To do » You are to retype all of the data exactly as it appears.

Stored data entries
►

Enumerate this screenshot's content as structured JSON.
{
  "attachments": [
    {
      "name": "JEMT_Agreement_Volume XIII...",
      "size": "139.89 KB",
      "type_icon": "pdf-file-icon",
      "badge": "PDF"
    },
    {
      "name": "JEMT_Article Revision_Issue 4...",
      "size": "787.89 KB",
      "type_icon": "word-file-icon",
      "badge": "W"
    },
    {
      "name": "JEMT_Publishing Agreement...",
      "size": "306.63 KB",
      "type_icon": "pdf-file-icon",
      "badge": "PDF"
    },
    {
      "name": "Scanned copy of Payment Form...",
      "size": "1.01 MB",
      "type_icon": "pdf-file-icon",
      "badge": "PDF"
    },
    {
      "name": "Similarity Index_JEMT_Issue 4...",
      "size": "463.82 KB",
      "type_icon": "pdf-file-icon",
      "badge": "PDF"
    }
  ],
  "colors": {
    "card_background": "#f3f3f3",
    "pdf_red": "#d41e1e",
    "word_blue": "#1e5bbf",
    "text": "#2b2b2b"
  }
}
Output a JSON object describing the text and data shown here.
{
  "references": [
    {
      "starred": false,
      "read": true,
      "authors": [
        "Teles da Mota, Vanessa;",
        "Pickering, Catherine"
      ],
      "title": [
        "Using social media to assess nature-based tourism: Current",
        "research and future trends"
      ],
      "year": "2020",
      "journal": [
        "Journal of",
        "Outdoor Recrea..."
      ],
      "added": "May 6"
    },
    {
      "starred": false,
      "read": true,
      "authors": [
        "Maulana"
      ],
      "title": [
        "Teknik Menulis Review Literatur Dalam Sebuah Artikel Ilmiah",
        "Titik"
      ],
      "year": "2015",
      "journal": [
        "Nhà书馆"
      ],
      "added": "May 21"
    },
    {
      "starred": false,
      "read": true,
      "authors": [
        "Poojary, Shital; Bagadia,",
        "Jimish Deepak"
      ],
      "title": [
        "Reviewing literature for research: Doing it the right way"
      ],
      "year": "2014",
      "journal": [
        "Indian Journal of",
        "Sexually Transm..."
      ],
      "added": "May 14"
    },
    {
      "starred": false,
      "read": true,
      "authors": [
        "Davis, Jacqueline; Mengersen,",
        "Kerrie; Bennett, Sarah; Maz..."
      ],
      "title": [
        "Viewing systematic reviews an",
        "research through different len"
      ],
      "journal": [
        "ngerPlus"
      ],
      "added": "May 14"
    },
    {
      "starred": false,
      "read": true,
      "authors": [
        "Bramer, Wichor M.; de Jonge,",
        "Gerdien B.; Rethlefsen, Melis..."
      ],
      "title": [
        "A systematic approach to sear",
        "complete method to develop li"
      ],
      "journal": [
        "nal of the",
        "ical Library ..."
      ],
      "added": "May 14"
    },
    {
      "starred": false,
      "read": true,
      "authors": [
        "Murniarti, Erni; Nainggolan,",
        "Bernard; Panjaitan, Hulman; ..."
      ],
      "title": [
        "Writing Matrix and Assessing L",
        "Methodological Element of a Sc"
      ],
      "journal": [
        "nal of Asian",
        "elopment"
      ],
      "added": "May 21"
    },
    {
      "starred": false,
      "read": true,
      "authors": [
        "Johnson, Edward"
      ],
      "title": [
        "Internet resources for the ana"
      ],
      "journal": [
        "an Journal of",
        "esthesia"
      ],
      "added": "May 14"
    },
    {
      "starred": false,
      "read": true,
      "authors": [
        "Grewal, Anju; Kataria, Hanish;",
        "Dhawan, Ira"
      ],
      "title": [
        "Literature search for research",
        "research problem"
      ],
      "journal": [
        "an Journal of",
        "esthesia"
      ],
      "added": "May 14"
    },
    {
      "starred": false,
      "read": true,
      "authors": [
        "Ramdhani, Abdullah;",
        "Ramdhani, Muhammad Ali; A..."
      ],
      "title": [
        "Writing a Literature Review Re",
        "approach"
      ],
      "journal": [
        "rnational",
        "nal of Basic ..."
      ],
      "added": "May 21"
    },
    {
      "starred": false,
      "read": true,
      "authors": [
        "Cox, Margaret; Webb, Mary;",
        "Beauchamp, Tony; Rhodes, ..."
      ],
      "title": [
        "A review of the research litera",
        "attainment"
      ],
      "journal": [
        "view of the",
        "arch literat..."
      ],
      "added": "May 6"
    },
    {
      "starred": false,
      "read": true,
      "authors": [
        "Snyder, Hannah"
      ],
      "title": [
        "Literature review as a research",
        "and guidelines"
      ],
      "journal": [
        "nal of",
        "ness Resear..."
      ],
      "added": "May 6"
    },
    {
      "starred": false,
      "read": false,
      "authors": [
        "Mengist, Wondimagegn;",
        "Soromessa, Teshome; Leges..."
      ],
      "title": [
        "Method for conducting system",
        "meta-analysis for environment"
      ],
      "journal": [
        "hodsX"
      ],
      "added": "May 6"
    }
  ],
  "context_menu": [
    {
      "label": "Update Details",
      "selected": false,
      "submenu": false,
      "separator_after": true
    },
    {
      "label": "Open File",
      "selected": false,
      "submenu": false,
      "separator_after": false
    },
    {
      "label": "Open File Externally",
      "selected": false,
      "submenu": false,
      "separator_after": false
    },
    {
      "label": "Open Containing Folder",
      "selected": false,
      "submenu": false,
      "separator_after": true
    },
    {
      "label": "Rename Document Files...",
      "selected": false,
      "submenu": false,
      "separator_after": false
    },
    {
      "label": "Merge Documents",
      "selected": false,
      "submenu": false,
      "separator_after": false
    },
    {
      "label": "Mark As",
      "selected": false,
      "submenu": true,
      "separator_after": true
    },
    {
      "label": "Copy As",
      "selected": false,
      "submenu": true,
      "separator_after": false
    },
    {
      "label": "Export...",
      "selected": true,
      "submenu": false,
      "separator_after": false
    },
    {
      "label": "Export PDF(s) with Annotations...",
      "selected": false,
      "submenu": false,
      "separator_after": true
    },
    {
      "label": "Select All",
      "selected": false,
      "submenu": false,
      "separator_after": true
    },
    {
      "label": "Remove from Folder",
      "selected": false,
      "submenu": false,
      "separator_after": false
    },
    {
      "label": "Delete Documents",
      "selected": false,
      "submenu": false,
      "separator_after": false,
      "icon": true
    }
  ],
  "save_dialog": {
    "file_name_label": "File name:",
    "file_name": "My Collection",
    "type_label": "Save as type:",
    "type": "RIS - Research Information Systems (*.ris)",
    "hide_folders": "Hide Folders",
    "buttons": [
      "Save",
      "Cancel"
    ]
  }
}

◄

Full response »
Enumerate this screenshot's content as structured JSON.
{
  "attachments": [
    {
      "name": "JEMT_Agreement_Volume XIII...",
      "size": "139.89 KB",
      "type_icon": "pdf-file-icon",
      "badge": "PDF"
    },
    {
      "name": "JEMT_Article Revision_Issue 4...",
      "size": "787.89 KB",
      "type_icon": "word-file-icon",
      "badge": "W"
    },
    {
      "name": "JEMT_Publishing Agreement...",
      "size": "306.63 KB",
      "type_icon": "pdf-file-icon",
      "badge": "PDF"
    },
    {
      "name": "Scanned copy of Payment Form...",
      "size": "1.01 MB",
      "type_icon": "pdf-file-icon",
      "badge": "PDF"
    },
    {
      "name": "Similarity Index_JEMT_Issue 4...",
      "size": "463.82 KB",
      "type_icon": "pdf-file-icon",
      "badge": "PDF"
    }
  ],
  "colors": {
    "card_background": "#f3f3f3",
    "pdf_red": "#d41e1e",
    "word_blue": "#1e5bbf",
    "text": "#2b2b2b"
  }
}
Output a JSON object describing the text and data shown here.
{
  "references": [
    {
      "starred": false,
      "read": true,
      "authors": [
        "Teles da Mota, Vanessa;",
        "Pickering, Catherine"
      ],
      "title": [
        "Using social media to assess nature-based tourism: Current",
        "research and future trends"
      ],
      "year": "2020",
      "journal": [
        "Journal of",
        "Outdoor Recrea..."
      ],
      "added": "May 6"
    },
    {
      "starred": false,
      "read": true,
      "authors": [
        "Maulana"
      ],
      "title": [
        "Teknik Menulis Review Literatur Dalam Sebuah Artikel Ilmiah",
        "Titik"
      ],
      "year": "2015",
      "journal": [
        "Nhà书馆"
      ],
      "added": "May 21"
    },
    {
      "starred": false,
      "read": true,
      "authors": [
        "Poojary, Shital; Bagadia,",
        "Jimish Deepak"
      ],
      "title": [
        "Reviewing literature for research: Doing it the right way"
      ],
      "year": "2014",
      "journal": [
        "Indian Journal of",
        "Sexually Transm..."
      ],
      "added": "May 14"
    },
    {
      "starred": false,
      "read": true,
      "authors": [
        "Davis, Jacqueline; Mengersen,",
        "Kerrie; Bennett, Sarah; Maz..."
      ],
      "title": [
        "Viewing systematic reviews an",
        "research through different len"
      ],
      "journal": [
        "ngerPlus"
      ],
      "added": "May 14"
    },
    {
      "starred": false,
      "read": true,
      "authors": [
        "Bramer, Wichor M.; de Jonge,",
        "Gerdien B.; Rethlefsen, Melis..."
      ],
      "title": [
        "A systematic approach to sear",
        "complete method to develop li"
      ],
      "journal": [
        "nal of the",
        "ical Library ..."
      ],
      "added": "May 14"
    },
    {
      "starred": false,
      "read": true,
      "authors": [
        "Murniarti, Erni; Nainggolan,",
        "Bernard; Panjaitan, Hulman; ..."
      ],
      "title": [
        "Writing Matrix and Assessing L",
        "Methodological Element of a Sc"
      ],
      "journal": [
        "nal of Asian",
        "elopment"
      ],
      "added": "May 21"
    },
    {
      "starred": false,
      "read": true,
      "authors": [
        "Johnson, Edward"
      ],
      "title": [
        "Internet resources for the ana"
      ],
      "journal": [
        "an Journal of",
        "esthesia"
      ],
      "added": "May 14"
    },
    {
      "starred": false,
      "read": true,
      "authors": [
        "Grewal, Anju; Kataria, Hanish;",
        "Dhawan, Ira"
      ],
      "title": [
        "Literature search for research",
        "research problem"
      ],
      "journal": [
        "an Journal of",
        "esthesia"
      ],
      "added": "May 14"
    },
    {
      "starred": false,
      "read": true,
      "authors": [
        "Ramdhani, Abdullah;",
        "Ramdhani, Muhammad Ali; A..."
      ],
      "title": [
        "Writing a Literature Review Re",
        "approach"
      ],
      "journal": [
        "rnational",
        "nal of Basic ..."
      ],
      "added": "May 21"
    },
    {
      "starred": false,
      "read": true,
      "authors": [
        "Cox, Margaret; Webb, Mary;",
        "Beauchamp, Tony; Rhodes, ..."
      ],
      "title": [
        "A review of the research litera",
        "attainment"
      ],
      "journal": [
        "view of the",
        "arch literat..."
      ],
      "added": "May 6"
    },
    {
      "starred": false,
      "read": true,
      "authors": [
        "Snyder, Hannah"
      ],
      "title": [
        "Literature review as a research",
        "and guidelines"
      ],
      "journal": [
        "nal of",
        "ness Resear..."
      ],
      "added": "May 6"
    },
    {
      "starred": false,
      "read": false,
      "authors": [
        "Mengist, Wondimagegn;",
        "Soromessa, Teshome; Leges..."
      ],
      "title": [
        "Method for conducting system",
        "meta-analysis for environment"
      ],
      "journal": [
        "hodsX"
      ],
      "added": "May 6"
    }
  ],
  "context_menu": [
    {
      "label": "Update Details",
      "selected": false,
      "submenu": false,
      "separator_after": true
    },
    {
      "label": "Open File",
      "selected": false,
      "submenu": false,
      "separator_after": false
    },
    {
      "label": "Open File Externally",
      "selected": false,
      "submenu": false,
      "separator_after": false
    },
    {
      "label": "Open Containing Folder",
      "selected": false,
      "submenu": false,
      "separator_after": true
    },
    {
      "label": "Rename Document Files...",
      "selected": false,
      "submenu": false,
      "separator_after": false
    },
    {
      "label": "Merge Documents",
      "selected": false,
      "submenu": false,
      "separator_after": false
    },
    {
      "label": "Mark As",
      "selected": false,
      "submenu": true,
      "separator_after": true
    },
    {
      "label": "Copy As",
      "selected": false,
      "submenu": true,
      "separator_after": false
    },
    {
      "label": "Export...",
      "selected": true,
      "submenu": false,
      "separator_after": false
    },
    {
      "label": "Export PDF(s) with Annotations...",
      "selected": false,
      "submenu": false,
      "separator_after": true
    },
    {
      "label": "Select All",
      "selected": false,
      "submenu": false,
      "separator_after": true
    },
    {
      "label": "Remove from Folder",
      "selected": false,
      "submenu": false,
      "separator_after": false
    },
    {
      "label": "Delete Documents",
      "selected": false,
      "submenu": false,
      "separator_after": false,
      "icon": true
    }
  ],
  "save_dialog": {
    "file_name_label": "File name:",
    "file_name": "My Collection",
    "type_label": "Save as type:",
    "type": "RIS - Research Information Systems (*.ris)",
    "hide_folders": "Hide Folders",
    "buttons": [
      "Save",
      "Cancel"
    ]
  }
}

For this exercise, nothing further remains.